▶ **Objective**
Copy out, word for word, everything from the first row down to the row containing "y-tick-label: 0.08 [68, 184, 96, 201]", including both of those rows.

Box annotation data

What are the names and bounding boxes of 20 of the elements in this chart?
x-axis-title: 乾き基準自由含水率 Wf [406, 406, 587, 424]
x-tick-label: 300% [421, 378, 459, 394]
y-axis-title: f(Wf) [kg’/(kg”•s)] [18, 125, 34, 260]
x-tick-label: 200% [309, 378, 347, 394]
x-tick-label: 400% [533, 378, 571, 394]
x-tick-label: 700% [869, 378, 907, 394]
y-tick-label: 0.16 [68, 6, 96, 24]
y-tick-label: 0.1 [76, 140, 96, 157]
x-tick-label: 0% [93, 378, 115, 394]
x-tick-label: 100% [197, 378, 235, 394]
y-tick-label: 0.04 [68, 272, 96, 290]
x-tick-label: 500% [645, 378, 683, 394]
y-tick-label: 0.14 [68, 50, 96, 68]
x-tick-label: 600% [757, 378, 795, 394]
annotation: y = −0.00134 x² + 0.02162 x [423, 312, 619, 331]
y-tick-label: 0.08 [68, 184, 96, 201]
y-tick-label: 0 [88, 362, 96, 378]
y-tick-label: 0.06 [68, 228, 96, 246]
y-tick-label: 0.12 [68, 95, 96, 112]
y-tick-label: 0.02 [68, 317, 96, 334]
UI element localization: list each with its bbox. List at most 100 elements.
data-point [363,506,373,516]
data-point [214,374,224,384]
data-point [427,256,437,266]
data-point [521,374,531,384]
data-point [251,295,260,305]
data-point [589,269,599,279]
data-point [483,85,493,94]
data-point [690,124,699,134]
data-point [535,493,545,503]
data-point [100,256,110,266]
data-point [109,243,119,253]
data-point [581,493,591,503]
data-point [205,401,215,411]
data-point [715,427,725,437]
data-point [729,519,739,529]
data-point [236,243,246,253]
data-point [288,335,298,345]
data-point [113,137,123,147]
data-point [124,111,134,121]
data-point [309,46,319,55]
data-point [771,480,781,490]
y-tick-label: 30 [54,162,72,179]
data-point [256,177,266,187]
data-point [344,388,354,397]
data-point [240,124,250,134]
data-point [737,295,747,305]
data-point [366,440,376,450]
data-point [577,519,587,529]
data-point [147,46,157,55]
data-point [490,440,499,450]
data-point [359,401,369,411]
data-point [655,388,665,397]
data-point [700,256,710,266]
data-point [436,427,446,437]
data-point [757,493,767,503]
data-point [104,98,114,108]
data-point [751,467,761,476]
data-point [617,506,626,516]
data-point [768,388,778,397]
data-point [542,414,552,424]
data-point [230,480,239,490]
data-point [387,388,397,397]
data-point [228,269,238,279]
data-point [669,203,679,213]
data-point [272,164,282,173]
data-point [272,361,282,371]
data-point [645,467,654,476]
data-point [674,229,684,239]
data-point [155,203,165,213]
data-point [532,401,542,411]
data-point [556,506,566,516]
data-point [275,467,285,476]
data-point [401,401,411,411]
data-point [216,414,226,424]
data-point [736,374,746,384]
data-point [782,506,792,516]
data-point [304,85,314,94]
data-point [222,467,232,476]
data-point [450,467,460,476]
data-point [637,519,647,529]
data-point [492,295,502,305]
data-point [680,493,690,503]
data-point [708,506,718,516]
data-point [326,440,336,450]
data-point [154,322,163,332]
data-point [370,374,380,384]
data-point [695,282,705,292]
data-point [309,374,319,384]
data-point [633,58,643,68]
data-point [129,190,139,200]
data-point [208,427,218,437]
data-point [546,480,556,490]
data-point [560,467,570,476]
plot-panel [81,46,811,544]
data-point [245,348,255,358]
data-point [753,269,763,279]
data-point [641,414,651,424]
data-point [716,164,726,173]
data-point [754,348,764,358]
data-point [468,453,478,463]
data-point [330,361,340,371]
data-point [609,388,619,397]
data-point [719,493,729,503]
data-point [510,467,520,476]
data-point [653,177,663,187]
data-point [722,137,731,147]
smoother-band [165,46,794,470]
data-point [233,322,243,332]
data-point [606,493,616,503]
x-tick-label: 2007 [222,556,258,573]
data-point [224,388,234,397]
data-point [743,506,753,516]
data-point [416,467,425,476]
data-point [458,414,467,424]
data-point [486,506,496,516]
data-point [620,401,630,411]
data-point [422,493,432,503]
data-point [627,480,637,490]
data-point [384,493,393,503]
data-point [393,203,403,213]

▶ **Answer to the exercise**
What are the names and bounding boxes of 20 of the elements in this chart?
x-axis-title: 乾き基準自由含水率 Wf [406, 406, 587, 424]
x-tick-label: 300% [421, 378, 459, 394]
y-axis-title: f(Wf) [kg’/(kg”•s)] [18, 125, 34, 260]
x-tick-label: 200% [309, 378, 347, 394]
x-tick-label: 400% [533, 378, 571, 394]
x-tick-label: 700% [869, 378, 907, 394]
y-tick-label: 0.16 [68, 6, 96, 24]
y-tick-label: 0.1 [76, 140, 96, 157]
x-tick-label: 0% [93, 378, 115, 394]
x-tick-label: 100% [197, 378, 235, 394]
y-tick-label: 0.04 [68, 272, 96, 290]
x-tick-label: 500% [645, 378, 683, 394]
y-tick-label: 0.14 [68, 50, 96, 68]
x-tick-label: 600% [757, 378, 795, 394]
annotation: y = −0.00134 x² + 0.02162 x [423, 312, 619, 331]
y-tick-label: 0.08 [68, 184, 96, 201]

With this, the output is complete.